> [PROBLEM DESCRIPTION] In the records below, find each line with the word "postprocess" and copy it.
* START GIVEN INFORMATION *
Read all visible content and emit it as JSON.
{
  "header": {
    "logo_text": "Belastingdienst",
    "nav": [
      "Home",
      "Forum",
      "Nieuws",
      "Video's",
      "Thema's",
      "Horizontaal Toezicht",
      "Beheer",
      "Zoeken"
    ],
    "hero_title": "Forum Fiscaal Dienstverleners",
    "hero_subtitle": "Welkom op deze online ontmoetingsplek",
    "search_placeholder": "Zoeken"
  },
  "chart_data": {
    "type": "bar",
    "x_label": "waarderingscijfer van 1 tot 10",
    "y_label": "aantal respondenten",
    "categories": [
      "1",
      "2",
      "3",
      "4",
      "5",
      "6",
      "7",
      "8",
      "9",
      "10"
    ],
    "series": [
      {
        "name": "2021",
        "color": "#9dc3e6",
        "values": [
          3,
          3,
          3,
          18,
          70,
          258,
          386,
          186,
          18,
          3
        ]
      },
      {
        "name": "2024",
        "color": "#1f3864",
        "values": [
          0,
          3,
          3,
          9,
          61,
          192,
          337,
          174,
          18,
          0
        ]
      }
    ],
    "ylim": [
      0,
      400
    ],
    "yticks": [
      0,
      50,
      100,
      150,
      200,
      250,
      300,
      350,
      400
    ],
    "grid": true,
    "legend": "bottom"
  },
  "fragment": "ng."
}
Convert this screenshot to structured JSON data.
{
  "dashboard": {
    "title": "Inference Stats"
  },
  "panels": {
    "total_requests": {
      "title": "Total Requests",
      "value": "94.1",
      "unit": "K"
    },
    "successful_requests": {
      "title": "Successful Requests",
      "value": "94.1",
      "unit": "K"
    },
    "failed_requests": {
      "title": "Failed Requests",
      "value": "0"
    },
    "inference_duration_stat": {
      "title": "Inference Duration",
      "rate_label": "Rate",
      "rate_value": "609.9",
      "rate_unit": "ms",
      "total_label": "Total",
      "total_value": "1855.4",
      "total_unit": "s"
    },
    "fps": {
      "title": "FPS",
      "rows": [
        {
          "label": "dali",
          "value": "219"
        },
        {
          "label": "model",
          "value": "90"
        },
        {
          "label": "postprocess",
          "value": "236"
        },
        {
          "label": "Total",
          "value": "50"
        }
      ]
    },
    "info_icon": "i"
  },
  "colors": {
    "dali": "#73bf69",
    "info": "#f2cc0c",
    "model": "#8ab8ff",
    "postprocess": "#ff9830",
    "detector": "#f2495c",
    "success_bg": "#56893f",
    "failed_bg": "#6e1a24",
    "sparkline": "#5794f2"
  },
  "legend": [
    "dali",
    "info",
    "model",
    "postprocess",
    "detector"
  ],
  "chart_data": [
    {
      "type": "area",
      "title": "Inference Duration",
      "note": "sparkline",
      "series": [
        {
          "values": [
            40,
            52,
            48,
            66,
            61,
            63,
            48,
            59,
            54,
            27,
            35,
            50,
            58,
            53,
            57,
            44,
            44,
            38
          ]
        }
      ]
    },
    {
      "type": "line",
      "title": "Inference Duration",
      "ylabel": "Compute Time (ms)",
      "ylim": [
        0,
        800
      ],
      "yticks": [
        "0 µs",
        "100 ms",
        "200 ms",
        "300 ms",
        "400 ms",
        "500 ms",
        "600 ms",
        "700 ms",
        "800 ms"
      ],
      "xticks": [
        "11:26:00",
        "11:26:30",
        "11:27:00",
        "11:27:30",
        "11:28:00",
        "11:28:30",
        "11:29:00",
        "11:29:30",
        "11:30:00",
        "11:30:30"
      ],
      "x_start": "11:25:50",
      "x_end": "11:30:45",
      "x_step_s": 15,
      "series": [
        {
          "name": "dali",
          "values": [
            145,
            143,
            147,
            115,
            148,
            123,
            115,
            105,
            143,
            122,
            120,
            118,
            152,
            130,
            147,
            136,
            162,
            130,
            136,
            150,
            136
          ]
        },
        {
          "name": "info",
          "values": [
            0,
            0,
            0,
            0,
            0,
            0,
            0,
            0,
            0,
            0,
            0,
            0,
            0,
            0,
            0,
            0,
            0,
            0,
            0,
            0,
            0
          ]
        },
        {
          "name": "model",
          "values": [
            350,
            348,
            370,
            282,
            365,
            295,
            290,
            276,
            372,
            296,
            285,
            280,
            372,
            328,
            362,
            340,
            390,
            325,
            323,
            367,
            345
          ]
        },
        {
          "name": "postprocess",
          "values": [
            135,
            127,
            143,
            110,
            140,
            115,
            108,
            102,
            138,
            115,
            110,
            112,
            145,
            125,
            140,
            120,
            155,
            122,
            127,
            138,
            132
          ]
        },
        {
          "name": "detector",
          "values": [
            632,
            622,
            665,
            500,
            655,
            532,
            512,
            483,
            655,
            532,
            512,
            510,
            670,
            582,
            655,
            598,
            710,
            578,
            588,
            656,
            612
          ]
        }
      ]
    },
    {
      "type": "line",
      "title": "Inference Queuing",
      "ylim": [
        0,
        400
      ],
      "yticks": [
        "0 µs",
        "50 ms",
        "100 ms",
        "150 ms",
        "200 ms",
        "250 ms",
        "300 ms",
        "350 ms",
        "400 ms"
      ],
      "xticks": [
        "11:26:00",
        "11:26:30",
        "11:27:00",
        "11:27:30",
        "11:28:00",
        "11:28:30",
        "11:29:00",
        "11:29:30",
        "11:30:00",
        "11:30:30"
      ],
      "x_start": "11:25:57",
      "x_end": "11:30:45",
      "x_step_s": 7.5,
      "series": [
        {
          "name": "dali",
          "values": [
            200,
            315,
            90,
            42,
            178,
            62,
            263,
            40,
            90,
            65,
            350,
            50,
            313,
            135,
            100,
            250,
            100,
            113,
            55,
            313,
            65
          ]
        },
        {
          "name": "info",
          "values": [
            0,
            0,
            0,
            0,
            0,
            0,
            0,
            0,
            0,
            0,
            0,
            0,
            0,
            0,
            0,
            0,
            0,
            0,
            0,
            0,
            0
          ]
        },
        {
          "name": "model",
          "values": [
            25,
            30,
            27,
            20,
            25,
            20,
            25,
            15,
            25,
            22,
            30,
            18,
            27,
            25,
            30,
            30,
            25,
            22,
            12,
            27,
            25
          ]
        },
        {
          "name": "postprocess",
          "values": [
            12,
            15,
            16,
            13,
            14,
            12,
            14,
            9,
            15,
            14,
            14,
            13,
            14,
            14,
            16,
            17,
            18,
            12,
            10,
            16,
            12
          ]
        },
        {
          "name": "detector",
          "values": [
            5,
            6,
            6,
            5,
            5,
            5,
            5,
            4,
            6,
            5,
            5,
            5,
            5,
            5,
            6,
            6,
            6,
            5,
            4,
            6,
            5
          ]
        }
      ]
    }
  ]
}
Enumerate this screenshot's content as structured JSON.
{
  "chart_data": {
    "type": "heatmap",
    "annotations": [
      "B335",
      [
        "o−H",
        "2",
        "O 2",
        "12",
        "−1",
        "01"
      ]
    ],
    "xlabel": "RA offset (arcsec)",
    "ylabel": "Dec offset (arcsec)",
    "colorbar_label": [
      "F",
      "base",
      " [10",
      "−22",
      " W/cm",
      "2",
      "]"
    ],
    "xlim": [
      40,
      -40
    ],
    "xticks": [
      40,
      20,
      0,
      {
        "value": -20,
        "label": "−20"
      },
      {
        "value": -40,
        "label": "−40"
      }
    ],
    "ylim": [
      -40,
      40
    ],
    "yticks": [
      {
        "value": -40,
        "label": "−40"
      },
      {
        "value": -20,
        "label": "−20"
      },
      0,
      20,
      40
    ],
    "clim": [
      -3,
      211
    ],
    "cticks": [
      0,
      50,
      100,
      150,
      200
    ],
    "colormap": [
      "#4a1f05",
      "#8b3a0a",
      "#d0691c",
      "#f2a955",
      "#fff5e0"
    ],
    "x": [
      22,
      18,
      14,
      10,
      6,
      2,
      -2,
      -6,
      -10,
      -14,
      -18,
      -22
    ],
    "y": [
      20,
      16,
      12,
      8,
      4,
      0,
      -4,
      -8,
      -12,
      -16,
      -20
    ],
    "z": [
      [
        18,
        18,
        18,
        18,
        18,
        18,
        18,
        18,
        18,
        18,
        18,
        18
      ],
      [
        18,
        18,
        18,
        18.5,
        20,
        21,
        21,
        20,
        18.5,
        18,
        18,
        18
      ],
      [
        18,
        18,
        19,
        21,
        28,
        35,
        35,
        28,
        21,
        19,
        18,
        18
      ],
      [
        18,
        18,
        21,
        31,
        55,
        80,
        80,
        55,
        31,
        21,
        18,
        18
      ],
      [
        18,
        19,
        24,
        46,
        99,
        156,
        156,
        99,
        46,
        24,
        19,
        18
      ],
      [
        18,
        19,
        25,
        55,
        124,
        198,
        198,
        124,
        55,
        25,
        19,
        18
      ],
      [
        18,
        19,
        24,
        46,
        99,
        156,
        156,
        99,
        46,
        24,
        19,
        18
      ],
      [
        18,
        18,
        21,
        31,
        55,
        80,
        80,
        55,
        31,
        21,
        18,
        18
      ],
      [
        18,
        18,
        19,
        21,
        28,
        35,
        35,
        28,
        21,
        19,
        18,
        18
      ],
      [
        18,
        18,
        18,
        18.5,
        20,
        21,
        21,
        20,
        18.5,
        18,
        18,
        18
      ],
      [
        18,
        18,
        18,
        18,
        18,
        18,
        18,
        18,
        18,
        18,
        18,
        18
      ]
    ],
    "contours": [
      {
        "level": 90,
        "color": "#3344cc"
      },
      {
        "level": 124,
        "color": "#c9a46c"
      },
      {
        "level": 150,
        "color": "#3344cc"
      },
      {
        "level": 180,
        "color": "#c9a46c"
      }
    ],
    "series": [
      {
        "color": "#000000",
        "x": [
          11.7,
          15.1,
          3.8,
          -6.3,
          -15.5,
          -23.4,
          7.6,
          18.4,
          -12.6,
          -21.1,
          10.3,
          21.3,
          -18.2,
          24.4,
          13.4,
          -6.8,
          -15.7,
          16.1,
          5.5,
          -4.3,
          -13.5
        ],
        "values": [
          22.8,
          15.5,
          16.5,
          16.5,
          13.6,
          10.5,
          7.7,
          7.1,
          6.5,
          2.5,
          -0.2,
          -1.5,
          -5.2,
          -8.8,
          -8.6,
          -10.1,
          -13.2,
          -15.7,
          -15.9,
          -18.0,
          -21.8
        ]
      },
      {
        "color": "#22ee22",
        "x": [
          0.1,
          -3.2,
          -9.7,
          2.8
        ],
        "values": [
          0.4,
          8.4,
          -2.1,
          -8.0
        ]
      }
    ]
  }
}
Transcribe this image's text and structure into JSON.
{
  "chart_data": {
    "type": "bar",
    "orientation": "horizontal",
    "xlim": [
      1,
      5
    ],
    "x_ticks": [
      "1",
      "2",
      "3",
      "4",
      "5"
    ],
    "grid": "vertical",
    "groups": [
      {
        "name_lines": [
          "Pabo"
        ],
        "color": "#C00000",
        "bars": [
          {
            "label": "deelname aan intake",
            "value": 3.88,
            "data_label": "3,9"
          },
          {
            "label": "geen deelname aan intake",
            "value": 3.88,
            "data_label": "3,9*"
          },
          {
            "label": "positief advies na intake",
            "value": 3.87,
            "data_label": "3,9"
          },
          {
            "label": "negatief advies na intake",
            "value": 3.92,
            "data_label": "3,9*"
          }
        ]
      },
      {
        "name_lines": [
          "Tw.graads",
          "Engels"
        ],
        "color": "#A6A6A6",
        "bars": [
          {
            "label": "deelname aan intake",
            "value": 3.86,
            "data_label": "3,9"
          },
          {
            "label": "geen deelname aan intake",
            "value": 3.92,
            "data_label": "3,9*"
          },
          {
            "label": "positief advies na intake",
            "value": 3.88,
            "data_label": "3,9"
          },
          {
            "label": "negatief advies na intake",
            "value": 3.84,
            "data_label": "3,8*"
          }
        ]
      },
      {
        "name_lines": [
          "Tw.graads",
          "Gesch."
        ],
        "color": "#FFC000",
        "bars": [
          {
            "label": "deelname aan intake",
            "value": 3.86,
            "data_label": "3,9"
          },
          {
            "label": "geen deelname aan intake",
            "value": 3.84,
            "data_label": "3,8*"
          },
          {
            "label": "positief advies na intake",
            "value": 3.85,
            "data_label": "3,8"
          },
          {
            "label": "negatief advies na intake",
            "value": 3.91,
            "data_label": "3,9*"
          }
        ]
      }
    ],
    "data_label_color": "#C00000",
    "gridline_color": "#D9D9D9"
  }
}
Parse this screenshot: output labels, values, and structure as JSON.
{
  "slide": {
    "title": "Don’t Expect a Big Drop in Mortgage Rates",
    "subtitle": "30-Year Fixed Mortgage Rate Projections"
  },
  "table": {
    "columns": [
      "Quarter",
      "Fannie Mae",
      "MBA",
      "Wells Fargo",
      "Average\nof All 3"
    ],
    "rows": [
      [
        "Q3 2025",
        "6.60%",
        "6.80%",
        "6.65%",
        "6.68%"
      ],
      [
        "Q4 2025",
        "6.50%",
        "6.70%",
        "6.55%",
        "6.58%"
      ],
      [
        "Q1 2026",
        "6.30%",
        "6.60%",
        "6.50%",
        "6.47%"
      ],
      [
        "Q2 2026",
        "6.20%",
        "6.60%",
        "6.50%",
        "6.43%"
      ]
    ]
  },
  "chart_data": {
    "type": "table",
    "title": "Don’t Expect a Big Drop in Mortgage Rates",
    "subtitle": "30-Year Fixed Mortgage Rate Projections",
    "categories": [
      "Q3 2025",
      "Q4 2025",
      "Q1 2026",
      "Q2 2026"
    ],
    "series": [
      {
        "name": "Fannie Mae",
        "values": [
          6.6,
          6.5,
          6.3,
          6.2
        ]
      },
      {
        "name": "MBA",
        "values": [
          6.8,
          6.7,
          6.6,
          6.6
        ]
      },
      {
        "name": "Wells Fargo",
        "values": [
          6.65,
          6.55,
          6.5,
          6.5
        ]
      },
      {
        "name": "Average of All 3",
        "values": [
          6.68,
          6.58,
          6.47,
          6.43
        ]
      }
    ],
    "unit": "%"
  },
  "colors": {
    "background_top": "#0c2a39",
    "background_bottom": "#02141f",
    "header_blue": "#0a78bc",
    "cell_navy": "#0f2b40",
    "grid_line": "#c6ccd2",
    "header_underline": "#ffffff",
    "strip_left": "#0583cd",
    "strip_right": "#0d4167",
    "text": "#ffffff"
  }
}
* END GIVEN INFORMATION *
> [SOLUTION FOR THIS TASK]
          "label": "postprocess",
    "postprocess": "#ff9830",
    "postprocess",
          "name": "postprocess",
          "name": "postprocess",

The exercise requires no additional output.